- _What to produce_
Search the listing below for the string "一个中心四个片区" and show each line that contains it.

________

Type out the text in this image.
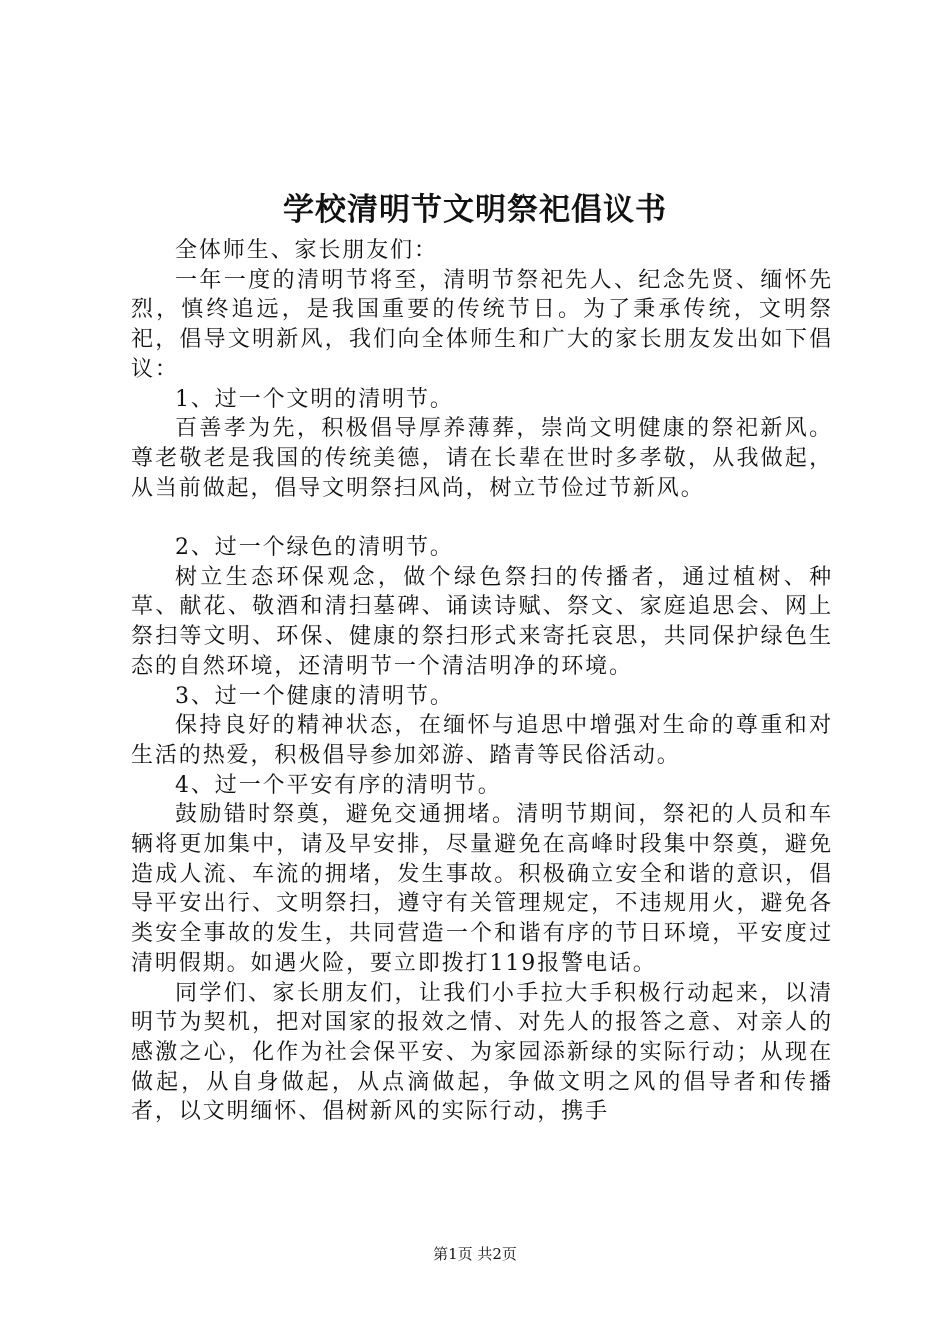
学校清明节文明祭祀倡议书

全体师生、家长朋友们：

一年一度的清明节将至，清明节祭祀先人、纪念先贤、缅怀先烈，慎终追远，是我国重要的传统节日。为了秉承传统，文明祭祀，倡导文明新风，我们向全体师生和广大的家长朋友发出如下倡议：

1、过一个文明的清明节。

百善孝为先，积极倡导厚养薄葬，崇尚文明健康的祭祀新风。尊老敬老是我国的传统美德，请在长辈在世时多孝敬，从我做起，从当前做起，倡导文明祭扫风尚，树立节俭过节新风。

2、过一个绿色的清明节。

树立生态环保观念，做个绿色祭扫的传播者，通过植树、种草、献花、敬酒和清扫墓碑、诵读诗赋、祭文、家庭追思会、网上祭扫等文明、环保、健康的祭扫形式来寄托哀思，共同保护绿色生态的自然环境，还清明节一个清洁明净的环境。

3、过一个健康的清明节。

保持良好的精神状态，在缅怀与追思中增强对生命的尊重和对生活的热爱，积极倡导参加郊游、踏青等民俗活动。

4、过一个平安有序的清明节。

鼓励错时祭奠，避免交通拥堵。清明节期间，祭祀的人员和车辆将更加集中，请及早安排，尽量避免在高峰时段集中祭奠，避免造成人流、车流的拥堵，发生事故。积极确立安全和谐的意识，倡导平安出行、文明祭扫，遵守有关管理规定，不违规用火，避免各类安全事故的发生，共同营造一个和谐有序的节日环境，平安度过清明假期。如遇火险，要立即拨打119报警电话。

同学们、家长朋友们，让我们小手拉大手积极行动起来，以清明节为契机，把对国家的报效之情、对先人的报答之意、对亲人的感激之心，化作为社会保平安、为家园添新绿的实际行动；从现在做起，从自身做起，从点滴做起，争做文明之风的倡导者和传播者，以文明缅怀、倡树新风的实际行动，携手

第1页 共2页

________

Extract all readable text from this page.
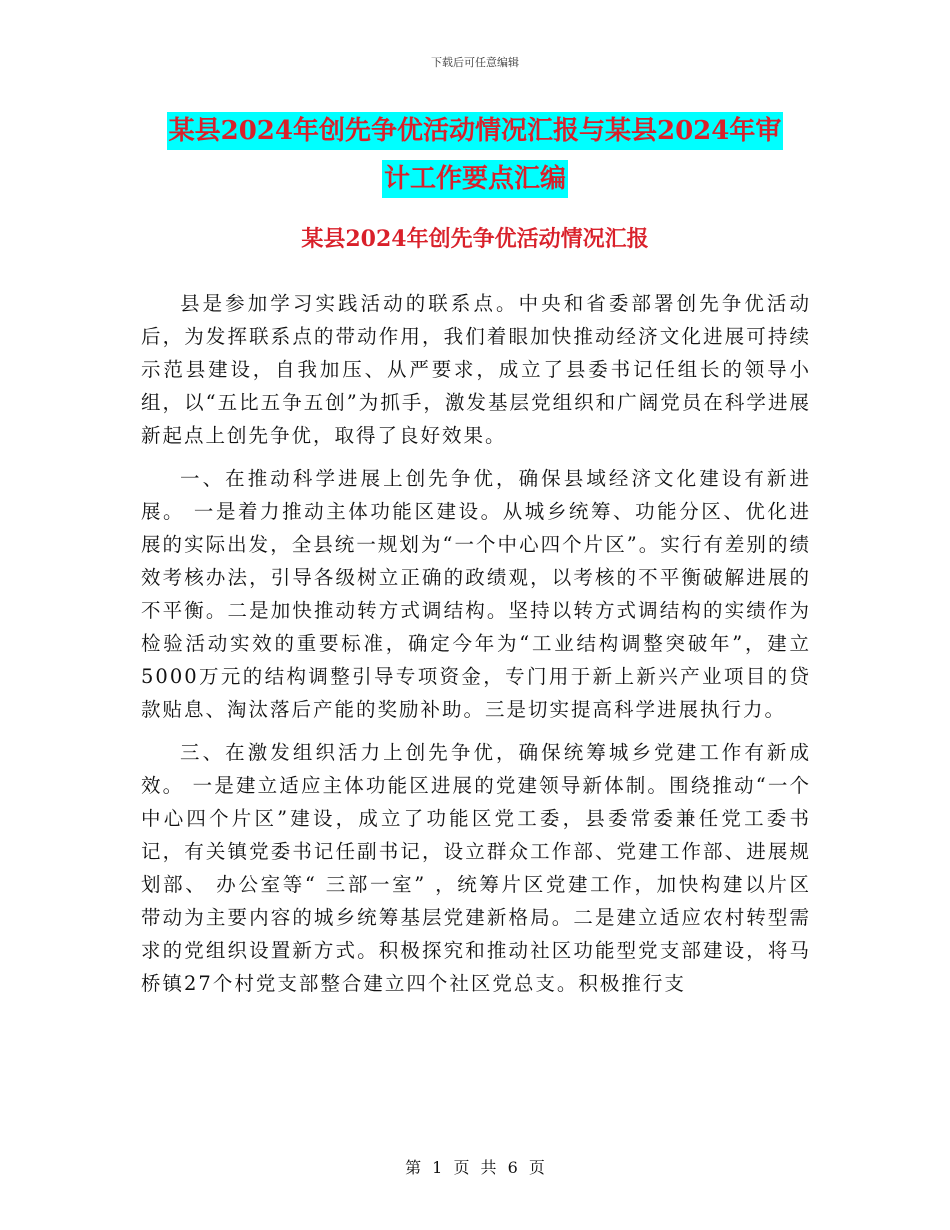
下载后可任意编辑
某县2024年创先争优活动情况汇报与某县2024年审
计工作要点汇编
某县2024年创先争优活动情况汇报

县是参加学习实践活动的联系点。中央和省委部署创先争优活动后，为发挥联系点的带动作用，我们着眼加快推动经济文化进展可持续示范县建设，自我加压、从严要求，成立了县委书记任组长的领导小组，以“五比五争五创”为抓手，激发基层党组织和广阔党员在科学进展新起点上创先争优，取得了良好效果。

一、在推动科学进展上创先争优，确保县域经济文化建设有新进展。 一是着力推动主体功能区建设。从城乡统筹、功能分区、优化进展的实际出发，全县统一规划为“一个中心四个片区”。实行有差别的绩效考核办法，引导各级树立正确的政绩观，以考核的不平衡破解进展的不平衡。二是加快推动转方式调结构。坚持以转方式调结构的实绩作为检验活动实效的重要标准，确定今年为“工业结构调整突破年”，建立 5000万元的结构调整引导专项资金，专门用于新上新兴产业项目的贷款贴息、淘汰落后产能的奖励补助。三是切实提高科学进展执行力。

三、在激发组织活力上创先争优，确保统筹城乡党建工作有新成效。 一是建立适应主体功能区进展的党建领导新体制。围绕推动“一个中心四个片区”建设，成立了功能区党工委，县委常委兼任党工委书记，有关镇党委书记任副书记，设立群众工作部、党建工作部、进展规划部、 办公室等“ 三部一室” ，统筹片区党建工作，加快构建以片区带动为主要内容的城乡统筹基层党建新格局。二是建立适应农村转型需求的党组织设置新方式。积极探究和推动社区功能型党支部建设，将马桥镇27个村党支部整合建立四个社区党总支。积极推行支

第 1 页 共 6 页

________

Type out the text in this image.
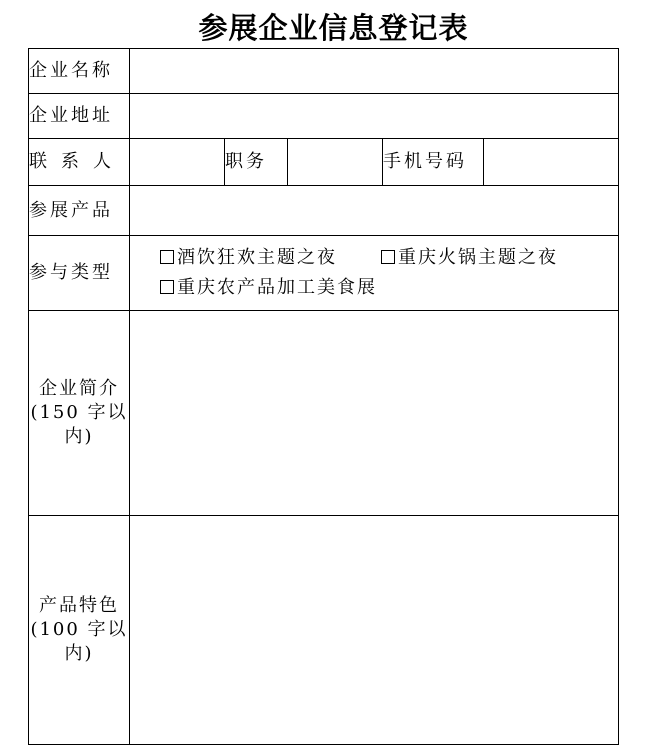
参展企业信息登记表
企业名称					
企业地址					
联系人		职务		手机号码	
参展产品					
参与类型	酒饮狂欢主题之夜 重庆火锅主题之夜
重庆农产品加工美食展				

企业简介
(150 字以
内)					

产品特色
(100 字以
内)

________

- _Response to this exercise_
一、在推动科学进展上创先争优，确保县域经济文化建设有新进展。 一是着力推动主体功能区建设。从城乡统筹、功能分区、优化进展的实际出发，全县统一规划为“一个中心四个片区”。实行有差别的绩效考核办法，引导各级树立正确的政绩观，以考核的不平衡破解进展的不平衡。二是加快推动转方式调结构。坚持以转方式调结构的实绩作为检验活动实效的重要标准，确定今年为“工业结构调整突破年”，建立 5000万元的结构调整引导专项资金，专门用于新上新兴产业项目的贷款贴息、淘汰落后产能的奖励补助。三是切实提高科学进展执行力。
三、在激发组织活力上创先争优，确保统筹城乡党建工作有新成效。 一是建立适应主体功能区进展的党建领导新体制。围绕推动“一个中心四个片区”建设，成立了功能区党工委，县委常委兼任党工委书记，有关镇党委书记任副书记，设立群众工作部、党建工作部、进展规划部、 办公室等“ 三部一室” ，统筹片区党建工作，加快构建以片区带动为主要内容的城乡统筹基层党建新格局。二是建立适应农村转型需求的党组织设置新方式。积极探究和推动社区功能型党支部建设，将马桥镇27个村党支部整合建立四个社区党总支。积极推行支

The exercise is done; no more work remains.